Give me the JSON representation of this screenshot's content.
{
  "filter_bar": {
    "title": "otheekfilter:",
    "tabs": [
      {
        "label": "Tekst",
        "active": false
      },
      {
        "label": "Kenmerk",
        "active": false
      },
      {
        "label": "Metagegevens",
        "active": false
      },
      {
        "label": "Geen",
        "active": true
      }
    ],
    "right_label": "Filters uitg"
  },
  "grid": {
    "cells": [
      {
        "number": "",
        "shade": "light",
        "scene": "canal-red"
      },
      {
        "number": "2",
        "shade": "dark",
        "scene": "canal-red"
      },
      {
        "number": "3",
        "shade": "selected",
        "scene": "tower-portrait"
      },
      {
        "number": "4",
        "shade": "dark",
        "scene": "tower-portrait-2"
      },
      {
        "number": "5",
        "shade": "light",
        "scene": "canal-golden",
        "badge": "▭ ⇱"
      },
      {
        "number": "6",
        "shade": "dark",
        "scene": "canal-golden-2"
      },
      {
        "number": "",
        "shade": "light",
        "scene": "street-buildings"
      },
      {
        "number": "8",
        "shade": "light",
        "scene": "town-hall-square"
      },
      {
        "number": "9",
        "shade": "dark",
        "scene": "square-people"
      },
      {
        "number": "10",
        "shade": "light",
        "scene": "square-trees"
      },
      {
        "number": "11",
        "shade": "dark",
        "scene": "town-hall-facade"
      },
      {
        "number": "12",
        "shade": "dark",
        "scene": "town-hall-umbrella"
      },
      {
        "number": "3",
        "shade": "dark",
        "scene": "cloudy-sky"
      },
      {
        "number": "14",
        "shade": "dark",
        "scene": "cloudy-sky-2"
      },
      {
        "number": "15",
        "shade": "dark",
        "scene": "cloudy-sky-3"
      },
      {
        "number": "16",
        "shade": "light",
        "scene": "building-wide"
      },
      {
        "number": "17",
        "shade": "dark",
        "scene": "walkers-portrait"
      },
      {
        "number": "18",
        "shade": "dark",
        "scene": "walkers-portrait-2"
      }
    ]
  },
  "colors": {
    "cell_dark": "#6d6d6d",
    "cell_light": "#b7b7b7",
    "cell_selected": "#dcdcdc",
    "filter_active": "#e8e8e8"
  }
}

==

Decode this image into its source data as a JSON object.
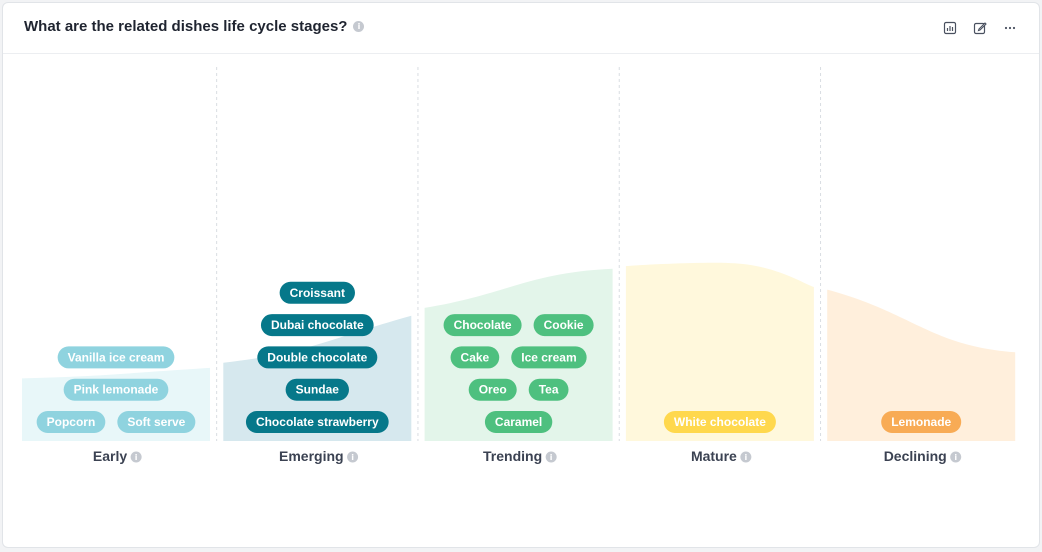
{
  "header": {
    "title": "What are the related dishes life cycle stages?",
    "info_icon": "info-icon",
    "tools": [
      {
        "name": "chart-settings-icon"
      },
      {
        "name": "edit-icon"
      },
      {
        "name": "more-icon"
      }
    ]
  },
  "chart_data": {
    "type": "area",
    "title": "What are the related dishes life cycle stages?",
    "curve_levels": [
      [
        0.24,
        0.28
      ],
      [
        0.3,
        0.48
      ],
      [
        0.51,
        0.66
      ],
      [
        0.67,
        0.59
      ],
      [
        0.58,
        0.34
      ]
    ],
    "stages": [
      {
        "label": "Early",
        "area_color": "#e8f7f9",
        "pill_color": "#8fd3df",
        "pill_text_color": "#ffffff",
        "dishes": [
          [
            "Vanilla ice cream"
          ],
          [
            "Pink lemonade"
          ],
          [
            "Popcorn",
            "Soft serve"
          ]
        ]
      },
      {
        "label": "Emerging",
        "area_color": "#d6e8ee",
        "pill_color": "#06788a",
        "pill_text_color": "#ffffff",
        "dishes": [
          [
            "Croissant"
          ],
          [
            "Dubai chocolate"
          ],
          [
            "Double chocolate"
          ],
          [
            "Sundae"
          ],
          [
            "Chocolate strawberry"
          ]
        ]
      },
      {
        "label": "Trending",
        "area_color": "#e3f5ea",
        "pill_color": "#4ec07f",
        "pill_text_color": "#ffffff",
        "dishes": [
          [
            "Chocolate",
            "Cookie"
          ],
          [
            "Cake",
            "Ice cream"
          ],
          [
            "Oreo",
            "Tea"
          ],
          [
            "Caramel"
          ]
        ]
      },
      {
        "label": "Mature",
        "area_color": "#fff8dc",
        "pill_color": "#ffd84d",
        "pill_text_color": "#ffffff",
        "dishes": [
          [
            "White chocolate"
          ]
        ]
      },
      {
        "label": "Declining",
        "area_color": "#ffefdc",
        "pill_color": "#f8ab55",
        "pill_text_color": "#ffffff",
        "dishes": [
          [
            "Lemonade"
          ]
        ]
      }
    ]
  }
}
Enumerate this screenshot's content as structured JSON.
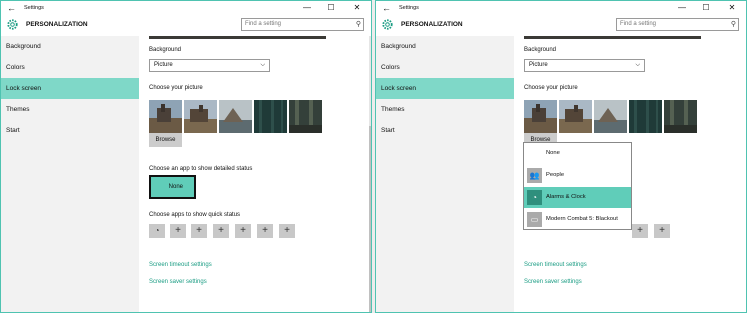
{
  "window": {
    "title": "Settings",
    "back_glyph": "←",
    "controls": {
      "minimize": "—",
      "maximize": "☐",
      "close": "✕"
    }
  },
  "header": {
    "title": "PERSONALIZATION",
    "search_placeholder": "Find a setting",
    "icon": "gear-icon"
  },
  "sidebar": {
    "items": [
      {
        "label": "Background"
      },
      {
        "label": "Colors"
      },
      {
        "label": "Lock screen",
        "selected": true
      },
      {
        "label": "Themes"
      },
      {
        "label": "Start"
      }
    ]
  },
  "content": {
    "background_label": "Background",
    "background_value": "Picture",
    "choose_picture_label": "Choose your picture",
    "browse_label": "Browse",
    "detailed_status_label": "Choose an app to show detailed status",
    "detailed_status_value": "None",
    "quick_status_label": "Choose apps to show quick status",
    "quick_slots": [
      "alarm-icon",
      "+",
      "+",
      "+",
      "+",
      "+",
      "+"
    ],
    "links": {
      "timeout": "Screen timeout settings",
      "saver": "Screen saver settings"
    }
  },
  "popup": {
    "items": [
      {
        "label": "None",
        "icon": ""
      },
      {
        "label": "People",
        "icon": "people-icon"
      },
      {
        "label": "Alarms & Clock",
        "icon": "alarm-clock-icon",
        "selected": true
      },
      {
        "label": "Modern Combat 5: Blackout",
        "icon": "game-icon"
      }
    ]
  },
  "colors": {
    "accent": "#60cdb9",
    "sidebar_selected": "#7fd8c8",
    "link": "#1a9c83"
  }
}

...

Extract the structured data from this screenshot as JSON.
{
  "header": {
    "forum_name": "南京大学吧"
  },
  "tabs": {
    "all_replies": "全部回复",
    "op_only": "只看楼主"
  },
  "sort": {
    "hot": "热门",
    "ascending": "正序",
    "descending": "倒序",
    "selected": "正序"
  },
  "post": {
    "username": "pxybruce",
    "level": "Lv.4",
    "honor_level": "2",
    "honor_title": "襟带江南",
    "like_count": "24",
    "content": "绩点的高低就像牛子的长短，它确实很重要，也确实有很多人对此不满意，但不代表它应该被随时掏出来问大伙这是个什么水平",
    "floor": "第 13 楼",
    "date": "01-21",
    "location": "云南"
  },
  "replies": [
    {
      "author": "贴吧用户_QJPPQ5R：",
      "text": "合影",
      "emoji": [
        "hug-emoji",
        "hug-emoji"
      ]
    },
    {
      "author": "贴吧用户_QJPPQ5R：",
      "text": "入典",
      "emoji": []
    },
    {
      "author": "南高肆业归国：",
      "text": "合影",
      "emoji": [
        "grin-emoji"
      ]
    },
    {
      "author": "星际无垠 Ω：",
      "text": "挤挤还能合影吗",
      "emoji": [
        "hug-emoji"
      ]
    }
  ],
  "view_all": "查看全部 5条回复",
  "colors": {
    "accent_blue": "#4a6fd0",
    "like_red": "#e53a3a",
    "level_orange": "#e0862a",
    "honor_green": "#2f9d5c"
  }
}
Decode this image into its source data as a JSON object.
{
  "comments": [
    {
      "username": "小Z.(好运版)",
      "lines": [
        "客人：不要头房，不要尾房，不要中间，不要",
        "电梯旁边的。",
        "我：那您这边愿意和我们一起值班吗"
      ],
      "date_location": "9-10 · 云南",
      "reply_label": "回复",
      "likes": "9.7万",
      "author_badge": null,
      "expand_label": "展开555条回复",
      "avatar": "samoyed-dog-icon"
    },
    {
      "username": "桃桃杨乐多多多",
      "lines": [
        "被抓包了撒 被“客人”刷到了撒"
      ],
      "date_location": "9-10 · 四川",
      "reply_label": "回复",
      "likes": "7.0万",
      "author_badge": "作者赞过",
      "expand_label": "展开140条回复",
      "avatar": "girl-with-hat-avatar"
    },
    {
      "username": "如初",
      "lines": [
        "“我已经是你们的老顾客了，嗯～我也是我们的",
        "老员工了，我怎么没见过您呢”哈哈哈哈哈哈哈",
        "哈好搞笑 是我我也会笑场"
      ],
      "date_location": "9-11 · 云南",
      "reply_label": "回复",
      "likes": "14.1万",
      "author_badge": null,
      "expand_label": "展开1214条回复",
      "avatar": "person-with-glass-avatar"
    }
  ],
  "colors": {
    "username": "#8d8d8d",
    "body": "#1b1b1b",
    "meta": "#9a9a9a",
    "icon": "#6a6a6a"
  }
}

Task: In the listing, find every line containing the word "structured" and list it.

Result:
Enumerate this screenshot's content as structured JSON.
Extract the structured data from this screenshot as JSON.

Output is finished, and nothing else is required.